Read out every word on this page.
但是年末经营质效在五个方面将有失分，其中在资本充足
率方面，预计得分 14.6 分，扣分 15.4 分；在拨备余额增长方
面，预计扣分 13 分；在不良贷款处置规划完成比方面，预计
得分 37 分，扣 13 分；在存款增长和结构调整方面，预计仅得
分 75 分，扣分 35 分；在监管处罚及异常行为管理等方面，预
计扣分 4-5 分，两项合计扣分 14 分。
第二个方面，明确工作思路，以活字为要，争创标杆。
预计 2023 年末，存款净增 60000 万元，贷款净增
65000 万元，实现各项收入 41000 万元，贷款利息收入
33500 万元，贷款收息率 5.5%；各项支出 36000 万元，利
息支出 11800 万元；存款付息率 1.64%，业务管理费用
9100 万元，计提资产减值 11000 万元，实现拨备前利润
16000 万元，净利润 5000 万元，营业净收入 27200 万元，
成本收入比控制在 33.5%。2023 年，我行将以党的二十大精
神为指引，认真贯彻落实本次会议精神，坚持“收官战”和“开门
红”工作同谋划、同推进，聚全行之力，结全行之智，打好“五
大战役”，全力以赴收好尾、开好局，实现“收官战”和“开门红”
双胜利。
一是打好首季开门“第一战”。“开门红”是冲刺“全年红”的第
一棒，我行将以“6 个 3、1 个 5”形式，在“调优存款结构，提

-=-=-

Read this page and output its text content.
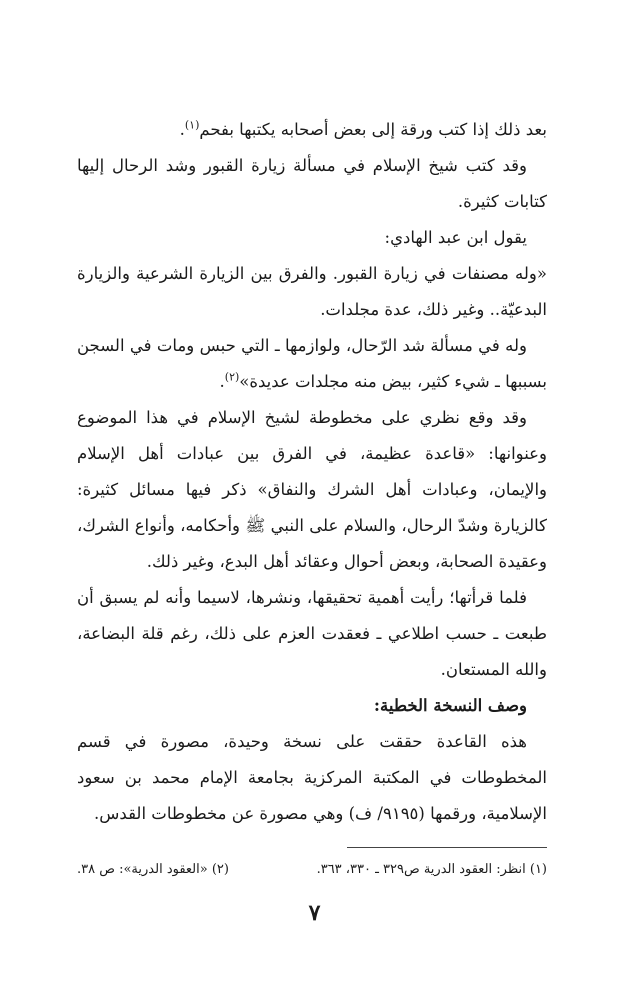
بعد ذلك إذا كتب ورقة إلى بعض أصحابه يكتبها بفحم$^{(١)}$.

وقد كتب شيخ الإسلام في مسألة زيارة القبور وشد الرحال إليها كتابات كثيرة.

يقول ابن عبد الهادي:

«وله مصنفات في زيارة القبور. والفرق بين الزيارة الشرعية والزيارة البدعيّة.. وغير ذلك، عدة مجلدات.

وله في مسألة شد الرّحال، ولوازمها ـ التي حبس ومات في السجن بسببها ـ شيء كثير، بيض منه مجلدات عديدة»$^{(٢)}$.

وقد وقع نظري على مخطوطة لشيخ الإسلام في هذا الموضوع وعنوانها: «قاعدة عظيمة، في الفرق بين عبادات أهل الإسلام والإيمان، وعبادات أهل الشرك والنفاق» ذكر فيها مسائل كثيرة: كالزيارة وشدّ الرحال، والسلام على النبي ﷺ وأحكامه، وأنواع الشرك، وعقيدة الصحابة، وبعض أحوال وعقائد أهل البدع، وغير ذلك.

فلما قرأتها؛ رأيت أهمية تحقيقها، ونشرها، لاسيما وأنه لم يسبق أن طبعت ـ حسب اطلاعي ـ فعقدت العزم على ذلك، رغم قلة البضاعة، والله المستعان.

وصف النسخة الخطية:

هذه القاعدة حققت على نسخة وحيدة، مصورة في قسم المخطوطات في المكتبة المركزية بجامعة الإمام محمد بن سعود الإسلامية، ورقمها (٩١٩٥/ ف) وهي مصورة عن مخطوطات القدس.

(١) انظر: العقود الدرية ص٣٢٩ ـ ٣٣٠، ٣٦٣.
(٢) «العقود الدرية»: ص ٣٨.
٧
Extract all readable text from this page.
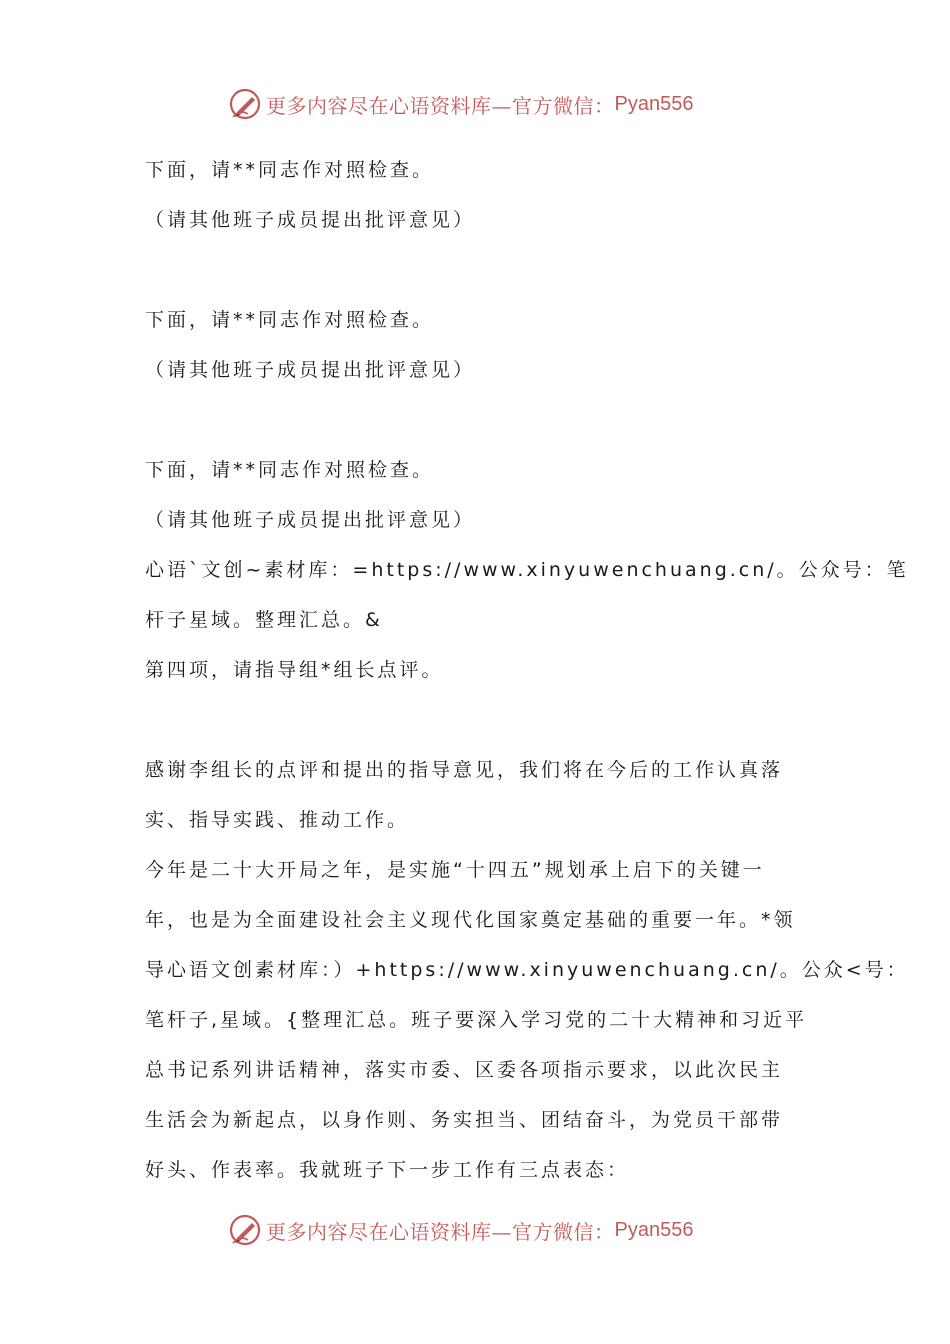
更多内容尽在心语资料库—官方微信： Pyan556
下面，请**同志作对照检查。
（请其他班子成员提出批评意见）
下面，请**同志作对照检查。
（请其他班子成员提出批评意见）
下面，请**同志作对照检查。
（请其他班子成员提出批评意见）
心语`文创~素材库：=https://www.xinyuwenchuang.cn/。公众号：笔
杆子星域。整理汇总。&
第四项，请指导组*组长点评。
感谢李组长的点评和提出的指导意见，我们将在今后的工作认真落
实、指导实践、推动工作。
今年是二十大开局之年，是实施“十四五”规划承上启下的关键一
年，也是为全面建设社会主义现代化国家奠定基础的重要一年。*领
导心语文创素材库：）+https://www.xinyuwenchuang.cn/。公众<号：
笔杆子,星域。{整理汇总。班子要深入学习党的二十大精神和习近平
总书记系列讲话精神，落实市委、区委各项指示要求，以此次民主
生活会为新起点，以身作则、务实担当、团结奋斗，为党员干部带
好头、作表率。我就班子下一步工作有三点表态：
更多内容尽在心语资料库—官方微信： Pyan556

-=-=-

Collect every line above that contains the word "العقود".

(١) انظر: العقود الدرية ص٣٢٩ ـ ٣٣٠، ٣٦٣.
(٢) «العقود الدرية»: ص ٣٨.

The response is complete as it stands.